▸ PROBLEM STATEMENT
Leave out the pictures and return every entry exactly as it appears.

▸ TASK MATERIAL

----

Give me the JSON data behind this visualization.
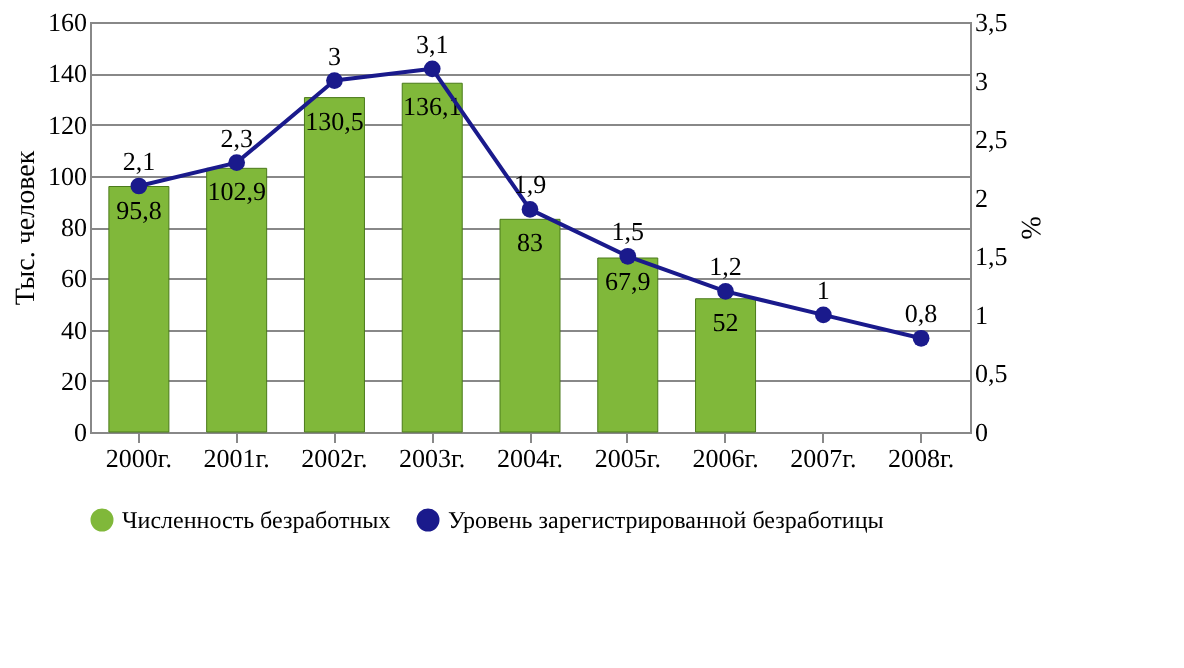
{
  "chart_data": {
    "type": "bar",
    "categories": [
      "2000г.",
      "2001г.",
      "2002г.",
      "2003г.",
      "2004г.",
      "2005г.",
      "2006г.",
      "2007г.",
      "2008г."
    ],
    "ylabel": "Тыс. человек",
    "y2label": "%",
    "ylim": [
      0,
      160
    ],
    "yticks": [
      0,
      20,
      40,
      60,
      80,
      100,
      120,
      140,
      160
    ],
    "y2lim": [
      0,
      3.5
    ],
    "y2ticks": [
      0,
      {
        "value": 0.5,
        "label": "0,5"
      },
      1,
      {
        "value": 1.5,
        "label": "1,5"
      },
      2,
      {
        "value": 2.5,
        "label": "2,5"
      },
      3,
      {
        "value": 3.5,
        "label": "3,5"
      }
    ],
    "grid": "y",
    "legend": "bottom",
    "series": [
      {
        "name": "Численность безработных",
        "color": "#80b83a",
        "values": [
          95.8,
          102.9,
          130.5,
          136.1,
          83,
          67.9,
          52,
          null,
          null
        ],
        "value_labels": [
          "95,8",
          "102,9",
          "130,5",
          "136,1",
          "83",
          "67,9",
          "52",
          null,
          null
        ]
      },
      {
        "name": "Уровень зарегистрированной безработицы",
        "type": "line",
        "axis": "y2",
        "color": "#1a1a8c",
        "marker": "circle",
        "values": [
          2.1,
          2.3,
          3,
          3.1,
          1.9,
          1.5,
          1.2,
          1,
          0.8
        ],
        "value_labels": [
          "2,1",
          "2,3",
          "3",
          "3,1",
          "1,9",
          "1,5",
          "1,2",
          "1",
          "0,8"
        ]
      }
    ]
  }
}
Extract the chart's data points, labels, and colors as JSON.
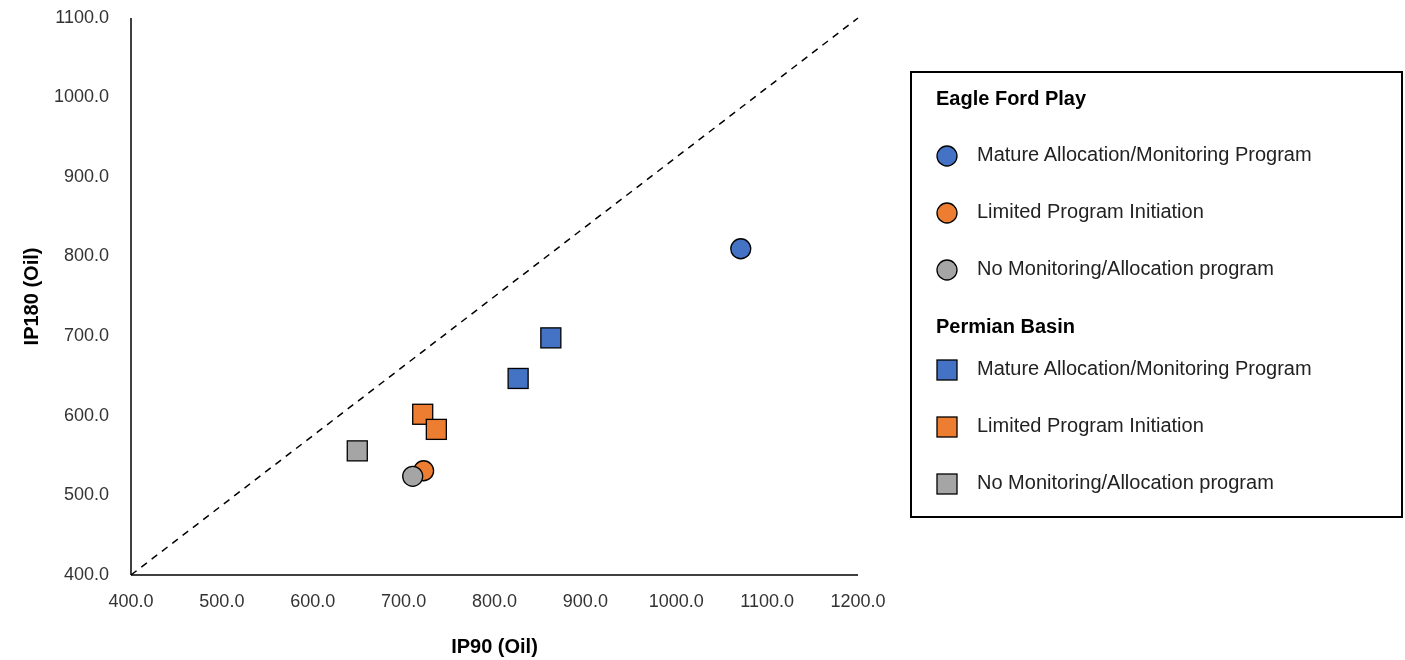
{
  "chart_data": {
    "type": "scatter",
    "xlabel": "IP90 (Oil)",
    "ylabel": "IP180 (Oil)",
    "xlim": [
      400,
      1200
    ],
    "ylim": [
      400,
      1100
    ],
    "xticks": [
      {
        "value": 400,
        "label": "400.0"
      },
      {
        "value": 500,
        "label": "500.0"
      },
      {
        "value": 600,
        "label": "600.0"
      },
      {
        "value": 700,
        "label": "700.0"
      },
      {
        "value": 800,
        "label": "800.0"
      },
      {
        "value": 900,
        "label": "900.0"
      },
      {
        "value": 1000,
        "label": "1000.0"
      },
      {
        "value": 1100,
        "label": "1100.0"
      },
      {
        "value": 1200,
        "label": "1200.0"
      }
    ],
    "yticks": [
      {
        "value": 400,
        "label": "400.0"
      },
      {
        "value": 500,
        "label": "500.0"
      },
      {
        "value": 600,
        "label": "600.0"
      },
      {
        "value": 700,
        "label": "700.0"
      },
      {
        "value": 800,
        "label": "800.0"
      },
      {
        "value": 900,
        "label": "900.0"
      },
      {
        "value": 1000,
        "label": "1000.0"
      },
      {
        "value": 1100,
        "label": "1100.0"
      }
    ],
    "grid": false,
    "legend": "right",
    "annotations": [
      "Eagle Ford Play",
      "Permian Basin"
    ],
    "series": [
      {
        "type": "line",
        "x": [
          400,
          1200
        ],
        "values": [
          400,
          1100
        ],
        "color": "#000000",
        "line_style": "dashed",
        "marker": "none"
      },
      {
        "name": "Mature Allocation/Monitoring Program",
        "color": "#4472c4",
        "marker": "circle",
        "x": [
          1071
        ],
        "values": [
          810
        ]
      },
      {
        "name": "Limited Program Initiation",
        "color": "#ed7d31",
        "marker": "circle",
        "x": [
          722
        ],
        "values": [
          531
        ]
      },
      {
        "name": "No Monitoring/Allocation program",
        "color": "#a5a5a5",
        "marker": "circle",
        "x": [
          710
        ],
        "values": [
          524
        ]
      },
      {
        "name": "Mature Allocation/Monitoring Program",
        "color": "#4472c4",
        "marker": "square",
        "x": [
          862,
          826
        ],
        "values": [
          698,
          647
        ]
      },
      {
        "name": "Limited Program Initiation",
        "color": "#ed7d31",
        "marker": "square",
        "x": [
          721,
          736
        ],
        "values": [
          602,
          583
        ]
      },
      {
        "name": "No Monitoring/Allocation program",
        "color": "#a5a5a5",
        "marker": "square",
        "x": [
          649
        ],
        "values": [
          556
        ]
      }
    ]
  }
}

----

▸ ANSWER TO THIS PROBLEM
Give me the JSON data behind this visualization.
{
  "chart_data": {
    "type": "bar",
    "categories": [
      "2000г.",
      "2001г.",
      "2002г.",
      "2003г.",
      "2004г.",
      "2005г.",
      "2006г.",
      "2007г.",
      "2008г."
    ],
    "ylabel": "Тыс. человек",
    "y2label": "%",
    "ylim": [
      0,
      160
    ],
    "yticks": [
      0,
      20,
      40,
      60,
      80,
      100,
      120,
      140,
      160
    ],
    "y2lim": [
      0,
      3.5
    ],
    "y2ticks": [
      0,
      {
        "value": 0.5,
        "label": "0,5"
      },
      1,
      {
        "value": 1.5,
        "label": "1,5"
      },
      2,
      {
        "value": 2.5,
        "label": "2,5"
      },
      3,
      {
        "value": 3.5,
        "label": "3,5"
      }
    ],
    "grid": "y",
    "legend": "bottom",
    "series": [
      {
        "name": "Численность безработных",
        "color": "#80b83a",
        "values": [
          95.8,
          102.9,
          130.5,
          136.1,
          83,
          67.9,
          52,
          null,
          null
        ],
        "value_labels": [
          "95,8",
          "102,9",
          "130,5",
          "136,1",
          "83",
          "67,9",
          "52",
          null,
          null
        ]
      },
      {
        "name": "Уровень зарегистрированной безработицы",
        "type": "line",
        "axis": "y2",
        "color": "#1a1a8c",
        "marker": "circle",
        "values": [
          2.1,
          2.3,
          3,
          3.1,
          1.9,
          1.5,
          1.2,
          1,
          0.8
        ],
        "value_labels": [
          "2,1",
          "2,3",
          "3",
          "3,1",
          "1,9",
          "1,5",
          "1,2",
          "1",
          "0,8"
        ]
      }
    ]
  }
}
Extract the chart's data points, labels, and colors as JSON.
{
  "chart_data": {
    "type": "scatter",
    "xlabel": "IP90 (Oil)",
    "ylabel": "IP180 (Oil)",
    "xlim": [
      400,
      1200
    ],
    "ylim": [
      400,
      1100
    ],
    "xticks": [
      {
        "value": 400,
        "label": "400.0"
      },
      {
        "value": 500,
        "label": "500.0"
      },
      {
        "value": 600,
        "label": "600.0"
      },
      {
        "value": 700,
        "label": "700.0"
      },
      {
        "value": 800,
        "label": "800.0"
      },
      {
        "value": 900,
        "label": "900.0"
      },
      {
        "value": 1000,
        "label": "1000.0"
      },
      {
        "value": 1100,
        "label": "1100.0"
      },
      {
        "value": 1200,
        "label": "1200.0"
      }
    ],
    "yticks": [
      {
        "value": 400,
        "label": "400.0"
      },
      {
        "value": 500,
        "label": "500.0"
      },
      {
        "value": 600,
        "label": "600.0"
      },
      {
        "value": 700,
        "label": "700.0"
      },
      {
        "value": 800,
        "label": "800.0"
      },
      {
        "value": 900,
        "label": "900.0"
      },
      {
        "value": 1000,
        "label": "1000.0"
      },
      {
        "value": 1100,
        "label": "1100.0"
      }
    ],
    "grid": false,
    "legend": "right",
    "annotations": [
      "Eagle Ford Play",
      "Permian Basin"
    ],
    "series": [
      {
        "type": "line",
        "x": [
          400,
          1200
        ],
        "values": [
          400,
          1100
        ],
        "color": "#000000",
        "line_style": "dashed",
        "marker": "none"
      },
      {
        "name": "Mature Allocation/Monitoring Program",
        "color": "#4472c4",
        "marker": "circle",
        "x": [
          1071
        ],
        "values": [
          810
        ]
      },
      {
        "name": "Limited Program Initiation",
        "color": "#ed7d31",
        "marker": "circle",
        "x": [
          722
        ],
        "values": [
          531
        ]
      },
      {
        "name": "No Monitoring/Allocation program",
        "color": "#a5a5a5",
        "marker": "circle",
        "x": [
          710
        ],
        "values": [
          524
        ]
      },
      {
        "name": "Mature Allocation/Monitoring Program",
        "color": "#4472c4",
        "marker": "square",
        "x": [
          862,
          826
        ],
        "values": [
          698,
          647
        ]
      },
      {
        "name": "Limited Program Initiation",
        "color": "#ed7d31",
        "marker": "square",
        "x": [
          721,
          736
        ],
        "values": [
          602,
          583
        ]
      },
      {
        "name": "No Monitoring/Allocation program",
        "color": "#a5a5a5",
        "marker": "square",
        "x": [
          649
        ],
        "values": [
          556
        ]
      }
    ]
  }
}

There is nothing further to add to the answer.